Dataset records
•••••

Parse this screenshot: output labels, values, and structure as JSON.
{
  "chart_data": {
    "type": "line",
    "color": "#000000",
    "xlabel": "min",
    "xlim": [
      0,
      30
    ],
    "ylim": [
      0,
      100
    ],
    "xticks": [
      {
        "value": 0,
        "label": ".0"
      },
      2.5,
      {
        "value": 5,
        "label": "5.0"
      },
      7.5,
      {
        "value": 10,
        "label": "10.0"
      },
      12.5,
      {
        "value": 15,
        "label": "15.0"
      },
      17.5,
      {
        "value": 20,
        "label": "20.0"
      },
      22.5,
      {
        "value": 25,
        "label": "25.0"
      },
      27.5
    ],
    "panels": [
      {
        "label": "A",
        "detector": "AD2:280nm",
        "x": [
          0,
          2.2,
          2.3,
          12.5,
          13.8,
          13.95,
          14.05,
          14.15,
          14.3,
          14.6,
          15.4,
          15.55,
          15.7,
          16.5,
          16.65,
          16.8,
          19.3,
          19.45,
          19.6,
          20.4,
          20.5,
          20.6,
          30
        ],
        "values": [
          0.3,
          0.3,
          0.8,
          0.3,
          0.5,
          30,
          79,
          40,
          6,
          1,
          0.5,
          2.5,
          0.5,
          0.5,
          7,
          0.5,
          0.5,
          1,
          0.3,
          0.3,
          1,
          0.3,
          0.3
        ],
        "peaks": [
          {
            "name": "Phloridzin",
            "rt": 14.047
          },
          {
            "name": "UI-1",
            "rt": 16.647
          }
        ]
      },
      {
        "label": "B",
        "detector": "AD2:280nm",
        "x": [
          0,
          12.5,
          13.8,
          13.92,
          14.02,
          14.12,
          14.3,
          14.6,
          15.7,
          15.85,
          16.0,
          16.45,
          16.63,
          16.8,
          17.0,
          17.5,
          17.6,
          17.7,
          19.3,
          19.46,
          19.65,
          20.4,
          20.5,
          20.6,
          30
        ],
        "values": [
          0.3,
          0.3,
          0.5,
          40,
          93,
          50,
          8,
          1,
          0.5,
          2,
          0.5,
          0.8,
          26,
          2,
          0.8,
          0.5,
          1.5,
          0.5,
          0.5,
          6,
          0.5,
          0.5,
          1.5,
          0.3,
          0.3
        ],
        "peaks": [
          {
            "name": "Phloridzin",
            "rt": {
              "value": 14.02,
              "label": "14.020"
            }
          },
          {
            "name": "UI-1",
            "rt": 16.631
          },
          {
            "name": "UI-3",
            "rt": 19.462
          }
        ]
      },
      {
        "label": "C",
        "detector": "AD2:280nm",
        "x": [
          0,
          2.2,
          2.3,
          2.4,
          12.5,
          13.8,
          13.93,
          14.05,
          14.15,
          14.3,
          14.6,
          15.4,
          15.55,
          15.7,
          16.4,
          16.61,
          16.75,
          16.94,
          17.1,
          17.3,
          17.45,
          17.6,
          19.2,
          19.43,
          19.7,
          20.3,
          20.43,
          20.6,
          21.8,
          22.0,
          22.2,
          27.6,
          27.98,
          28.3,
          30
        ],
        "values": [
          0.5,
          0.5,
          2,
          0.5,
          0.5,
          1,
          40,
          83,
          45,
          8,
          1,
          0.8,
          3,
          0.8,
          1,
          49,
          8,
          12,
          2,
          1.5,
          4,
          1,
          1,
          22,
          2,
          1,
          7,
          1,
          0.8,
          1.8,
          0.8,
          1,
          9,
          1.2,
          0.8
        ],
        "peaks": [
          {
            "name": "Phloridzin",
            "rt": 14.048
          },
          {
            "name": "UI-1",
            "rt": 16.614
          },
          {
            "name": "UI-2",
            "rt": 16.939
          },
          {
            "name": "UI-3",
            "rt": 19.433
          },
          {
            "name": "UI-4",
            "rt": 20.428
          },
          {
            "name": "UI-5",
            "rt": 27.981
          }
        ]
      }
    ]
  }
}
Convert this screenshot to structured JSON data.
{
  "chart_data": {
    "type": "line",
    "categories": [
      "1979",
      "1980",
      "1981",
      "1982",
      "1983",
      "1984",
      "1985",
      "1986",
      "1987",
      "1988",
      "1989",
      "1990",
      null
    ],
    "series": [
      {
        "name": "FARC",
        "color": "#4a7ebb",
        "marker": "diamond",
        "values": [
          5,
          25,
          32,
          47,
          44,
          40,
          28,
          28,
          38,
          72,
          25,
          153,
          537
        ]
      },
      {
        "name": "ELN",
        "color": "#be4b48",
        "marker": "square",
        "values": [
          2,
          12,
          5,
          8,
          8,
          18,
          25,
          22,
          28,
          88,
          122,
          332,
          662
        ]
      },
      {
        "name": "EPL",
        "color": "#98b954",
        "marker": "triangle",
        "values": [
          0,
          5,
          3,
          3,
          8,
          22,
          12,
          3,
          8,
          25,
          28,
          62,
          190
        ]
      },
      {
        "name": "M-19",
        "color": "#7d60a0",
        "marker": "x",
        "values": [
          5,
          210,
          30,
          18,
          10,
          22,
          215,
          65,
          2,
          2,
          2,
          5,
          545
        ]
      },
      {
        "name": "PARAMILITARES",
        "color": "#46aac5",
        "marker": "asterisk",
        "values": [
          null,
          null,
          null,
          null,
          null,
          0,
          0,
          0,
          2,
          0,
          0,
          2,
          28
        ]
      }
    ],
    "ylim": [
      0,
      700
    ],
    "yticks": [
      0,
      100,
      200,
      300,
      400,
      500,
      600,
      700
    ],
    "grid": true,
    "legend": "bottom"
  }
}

•••••

WHAT IS ASKED:
Copy out each line in the listing that has the word "JSON".

RESPONSE TO THE EXERCISE:
Parse this screenshot: output labels, values, and structure as JSON.
Convert this screenshot to structured JSON data.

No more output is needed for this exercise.